[Structured figure records]
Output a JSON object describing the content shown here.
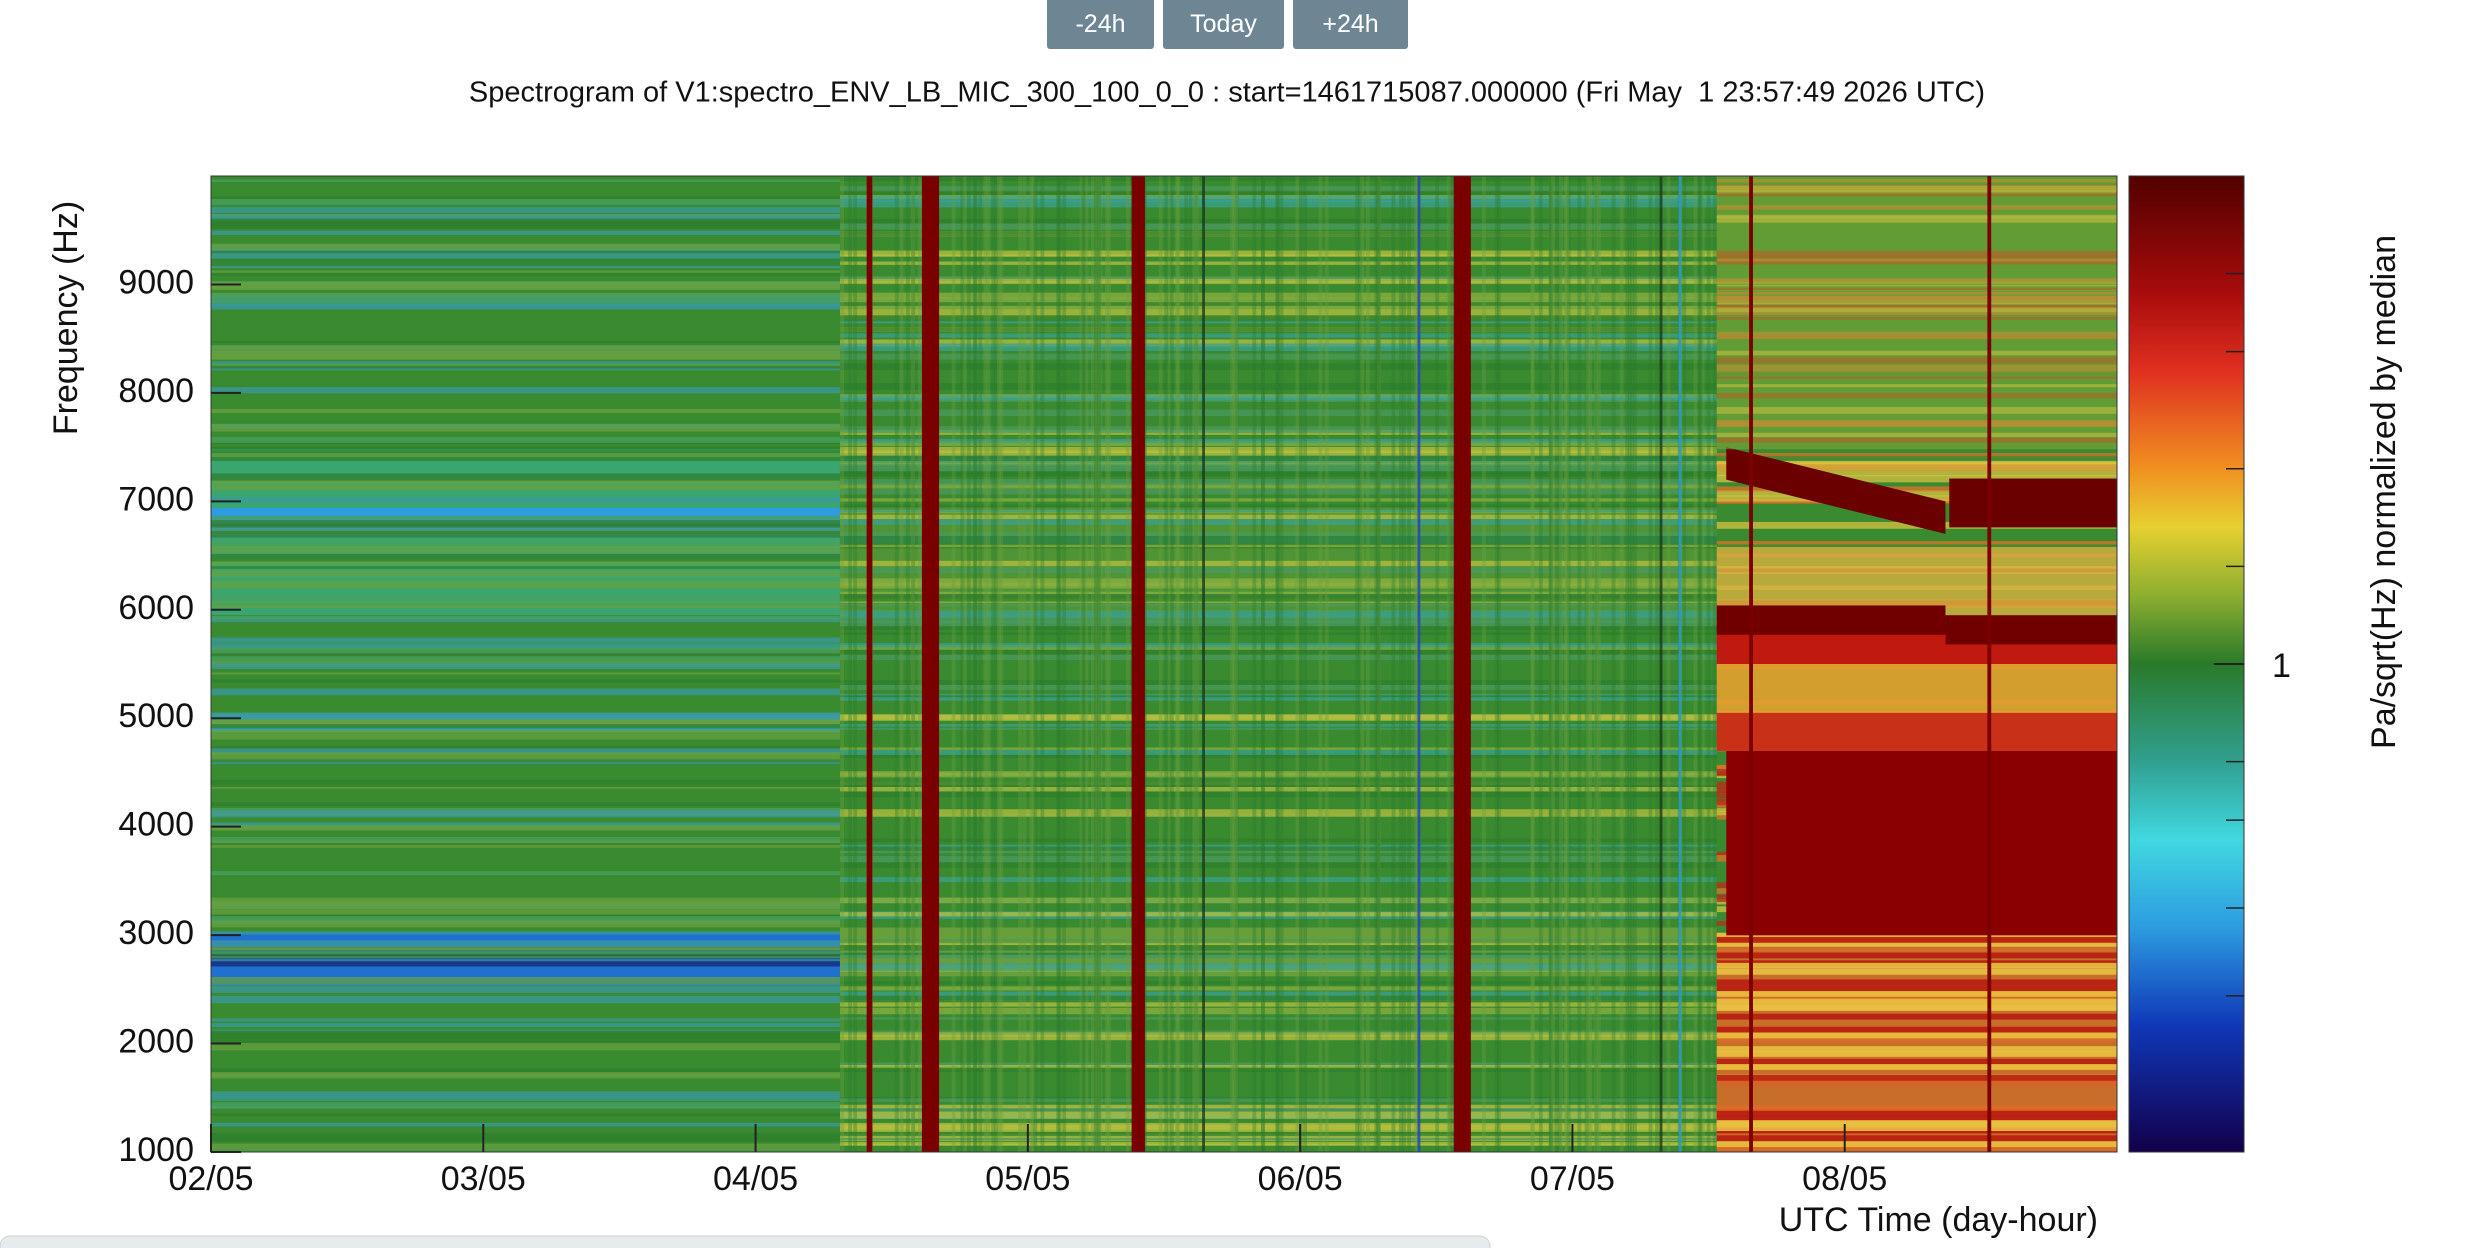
{
  "toolbar": {
    "buttons": [
      "-24h",
      "Today",
      "+24h"
    ]
  },
  "chart_data": {
    "type": "spectrogram",
    "title": "Spectrogram of V1:spectro_ENV_LB_MIC_300_100_0_0 : start=1461715087.000000 (Fri May  1 23:57:49 2026 UTC)",
    "ylabel": "Frequency (Hz)",
    "xlabel": "UTC Time (day-hour)",
    "colorbar_label": "Pa/sqrt(Hz) normalized by median",
    "colorbar_ticks": [
      1
    ],
    "xlim": [
      2,
      9
    ],
    "xticks": [
      {
        "value": 2,
        "label": "02/05"
      },
      {
        "value": 3,
        "label": "03/05"
      },
      {
        "value": 4,
        "label": "04/05"
      },
      {
        "value": 5,
        "label": "05/05"
      },
      {
        "value": 6,
        "label": "06/05"
      },
      {
        "value": 7,
        "label": "07/05"
      },
      {
        "value": 8,
        "label": "08/05"
      }
    ],
    "ylim": [
      1000,
      10000
    ],
    "yticks": [
      1000,
      2000,
      3000,
      4000,
      5000,
      6000,
      7000,
      8000,
      9000
    ]
  }
}
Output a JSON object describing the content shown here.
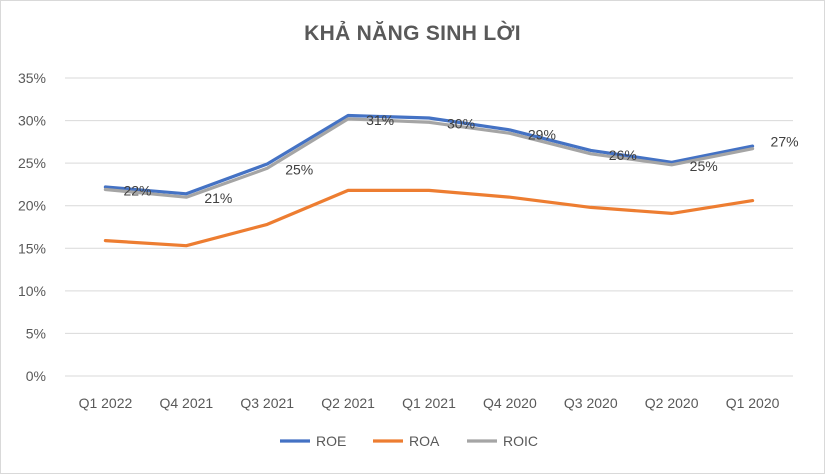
{
  "chart_data": {
    "type": "line",
    "title": "KHẢ NĂNG SINH LỜI",
    "categories": [
      "Q1 2022",
      "Q4 2021",
      "Q3 2021",
      "Q2 2021",
      "Q1 2021",
      "Q4 2020",
      "Q3 2020",
      "Q2 2020",
      "Q1 2020"
    ],
    "yticks": [
      "0%",
      "5%",
      "10%",
      "15%",
      "20%",
      "25%",
      "30%",
      "35%"
    ],
    "ylim": [
      0,
      35
    ],
    "grid": true,
    "legend_position": "bottom",
    "series": [
      {
        "name": "ROE",
        "color": "#4472C4",
        "values": [
          22.2,
          21.4,
          24.9,
          30.6,
          30.3,
          28.9,
          26.5,
          25.1,
          27.0
        ]
      },
      {
        "name": "ROA",
        "color": "#ED7D31",
        "values": [
          15.9,
          15.3,
          17.8,
          21.8,
          21.8,
          21.0,
          19.8,
          19.1,
          20.6
        ]
      },
      {
        "name": "ROIC",
        "color": "#A5A5A5",
        "values": [
          21.9,
          21.0,
          24.4,
          30.2,
          29.8,
          28.5,
          26.1,
          24.8,
          26.7
        ]
      }
    ],
    "data_labels": [
      "22%",
      "21%",
      "25%",
      "31%",
      "30%",
      "29%",
      "26%",
      "25%",
      "27%"
    ]
  }
}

# Exercise aim
Make an exact copy of the data above, pictures excluded.

# Response for this exercise
Output a JSON object describing the content shown here.
{
  "toolbar": {
    "buttons": [
      "-24h",
      "Today",
      "+24h"
    ]
  },
  "chart_data": {
    "type": "spectrogram",
    "title": "Spectrogram of V1:spectro_ENV_LB_MIC_300_100_0_0 : start=1461715087.000000 (Fri May  1 23:57:49 2026 UTC)",
    "ylabel": "Frequency (Hz)",
    "xlabel": "UTC Time (day-hour)",
    "colorbar_label": "Pa/sqrt(Hz) normalized by median",
    "colorbar_ticks": [
      1
    ],
    "xlim": [
      2,
      9
    ],
    "xticks": [
      {
        "value": 2,
        "label": "02/05"
      },
      {
        "value": 3,
        "label": "03/05"
      },
      {
        "value": 4,
        "label": "04/05"
      },
      {
        "value": 5,
        "label": "05/05"
      },
      {
        "value": 6,
        "label": "06/05"
      },
      {
        "value": 7,
        "label": "07/05"
      },
      {
        "value": 8,
        "label": "08/05"
      }
    ],
    "ylim": [
      1000,
      10000
    ],
    "yticks": [
      1000,
      2000,
      3000,
      4000,
      5000,
      6000,
      7000,
      8000,
      9000
    ]
  }
}
Output a JSON object describing the content shown here.
{
  "chart_data": {
    "type": "line",
    "title": "KHẢ NĂNG SINH LỜI",
    "categories": [
      "Q1 2022",
      "Q4 2021",
      "Q3 2021",
      "Q2 2021",
      "Q1 2021",
      "Q4 2020",
      "Q3 2020",
      "Q2 2020",
      "Q1 2020"
    ],
    "yticks": [
      "0%",
      "5%",
      "10%",
      "15%",
      "20%",
      "25%",
      "30%",
      "35%"
    ],
    "ylim": [
      0,
      35
    ],
    "grid": true,
    "legend_position": "bottom",
    "series": [
      {
        "name": "ROE",
        "color": "#4472C4",
        "values": [
          22.2,
          21.4,
          24.9,
          30.6,
          30.3,
          28.9,
          26.5,
          25.1,
          27.0
        ]
      },
      {
        "name": "ROA",
        "color": "#ED7D31",
        "values": [
          15.9,
          15.3,
          17.8,
          21.8,
          21.8,
          21.0,
          19.8,
          19.1,
          20.6
        ]
      },
      {
        "name": "ROIC",
        "color": "#A5A5A5",
        "values": [
          21.9,
          21.0,
          24.4,
          30.2,
          29.8,
          28.5,
          26.1,
          24.8,
          26.7
        ]
      }
    ],
    "data_labels": [
      "22%",
      "21%",
      "25%",
      "31%",
      "30%",
      "29%",
      "26%",
      "25%",
      "27%"
    ]
  }
}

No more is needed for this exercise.